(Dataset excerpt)
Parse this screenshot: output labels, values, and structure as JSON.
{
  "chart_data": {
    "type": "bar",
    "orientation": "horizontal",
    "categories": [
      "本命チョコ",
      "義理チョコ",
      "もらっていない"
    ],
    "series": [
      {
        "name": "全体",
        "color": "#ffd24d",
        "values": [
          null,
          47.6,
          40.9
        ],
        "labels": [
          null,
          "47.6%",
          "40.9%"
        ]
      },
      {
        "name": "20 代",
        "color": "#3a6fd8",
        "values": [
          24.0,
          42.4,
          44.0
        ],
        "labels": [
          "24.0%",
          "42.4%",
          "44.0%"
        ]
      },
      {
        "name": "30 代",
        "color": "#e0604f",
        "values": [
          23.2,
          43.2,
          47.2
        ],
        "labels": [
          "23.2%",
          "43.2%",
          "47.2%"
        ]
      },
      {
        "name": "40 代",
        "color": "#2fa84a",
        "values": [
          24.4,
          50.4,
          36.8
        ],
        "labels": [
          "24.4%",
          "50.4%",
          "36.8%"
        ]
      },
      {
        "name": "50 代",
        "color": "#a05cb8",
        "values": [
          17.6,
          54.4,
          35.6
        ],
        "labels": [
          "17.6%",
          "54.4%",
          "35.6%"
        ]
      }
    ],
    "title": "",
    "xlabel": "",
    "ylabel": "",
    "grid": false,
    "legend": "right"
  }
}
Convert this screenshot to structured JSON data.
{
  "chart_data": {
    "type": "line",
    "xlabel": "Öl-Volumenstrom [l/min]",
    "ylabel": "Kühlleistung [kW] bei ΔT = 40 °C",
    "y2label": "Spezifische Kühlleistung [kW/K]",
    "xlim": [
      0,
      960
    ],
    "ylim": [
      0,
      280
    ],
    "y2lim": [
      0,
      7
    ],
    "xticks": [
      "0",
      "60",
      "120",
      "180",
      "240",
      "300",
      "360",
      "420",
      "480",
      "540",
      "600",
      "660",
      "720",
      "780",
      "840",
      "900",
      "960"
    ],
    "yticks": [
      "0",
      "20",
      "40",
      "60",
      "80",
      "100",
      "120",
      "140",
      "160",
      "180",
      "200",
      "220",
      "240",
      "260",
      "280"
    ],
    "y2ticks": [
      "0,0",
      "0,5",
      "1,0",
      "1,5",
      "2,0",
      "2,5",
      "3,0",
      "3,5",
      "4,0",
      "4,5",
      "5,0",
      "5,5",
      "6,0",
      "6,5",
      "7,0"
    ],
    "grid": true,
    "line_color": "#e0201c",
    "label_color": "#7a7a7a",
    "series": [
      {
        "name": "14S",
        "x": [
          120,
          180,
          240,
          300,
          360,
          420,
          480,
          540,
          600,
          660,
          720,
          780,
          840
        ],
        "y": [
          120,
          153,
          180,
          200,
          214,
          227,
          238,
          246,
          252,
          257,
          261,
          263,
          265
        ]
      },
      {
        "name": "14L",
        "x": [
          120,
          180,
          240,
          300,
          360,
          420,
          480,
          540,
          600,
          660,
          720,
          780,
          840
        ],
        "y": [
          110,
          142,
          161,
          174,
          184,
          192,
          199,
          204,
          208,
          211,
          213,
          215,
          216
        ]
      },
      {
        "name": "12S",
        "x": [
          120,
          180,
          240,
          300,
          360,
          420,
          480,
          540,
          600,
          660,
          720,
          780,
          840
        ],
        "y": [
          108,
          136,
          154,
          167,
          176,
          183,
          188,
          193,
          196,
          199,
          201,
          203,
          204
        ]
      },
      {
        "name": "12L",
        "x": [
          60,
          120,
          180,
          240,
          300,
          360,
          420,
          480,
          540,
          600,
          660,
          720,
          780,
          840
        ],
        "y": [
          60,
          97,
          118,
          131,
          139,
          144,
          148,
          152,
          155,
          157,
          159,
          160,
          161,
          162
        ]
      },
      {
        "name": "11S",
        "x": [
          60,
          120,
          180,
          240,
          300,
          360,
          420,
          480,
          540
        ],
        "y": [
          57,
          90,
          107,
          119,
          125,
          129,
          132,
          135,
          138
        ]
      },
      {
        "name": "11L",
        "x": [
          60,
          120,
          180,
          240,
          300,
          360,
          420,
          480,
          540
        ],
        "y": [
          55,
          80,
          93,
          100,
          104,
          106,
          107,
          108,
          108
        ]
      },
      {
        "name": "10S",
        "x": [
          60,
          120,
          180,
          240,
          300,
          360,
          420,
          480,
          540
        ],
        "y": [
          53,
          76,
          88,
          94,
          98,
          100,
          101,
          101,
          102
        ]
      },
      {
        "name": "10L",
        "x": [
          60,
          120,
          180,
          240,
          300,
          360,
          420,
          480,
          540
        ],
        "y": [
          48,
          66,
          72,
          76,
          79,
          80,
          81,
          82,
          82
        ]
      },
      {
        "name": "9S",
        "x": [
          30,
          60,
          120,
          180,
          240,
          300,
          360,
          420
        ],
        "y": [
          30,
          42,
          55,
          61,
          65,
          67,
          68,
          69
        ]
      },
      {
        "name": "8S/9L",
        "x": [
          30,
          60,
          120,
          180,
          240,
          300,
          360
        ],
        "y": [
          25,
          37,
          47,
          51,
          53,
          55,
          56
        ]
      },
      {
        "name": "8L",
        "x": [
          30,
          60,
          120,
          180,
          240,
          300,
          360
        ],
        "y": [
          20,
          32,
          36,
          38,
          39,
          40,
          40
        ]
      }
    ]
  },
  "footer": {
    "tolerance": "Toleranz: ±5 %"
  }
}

GOAL: What is the number of lines in the listing that contain the string "this"? Reply with that number alone.

ANSWER: 2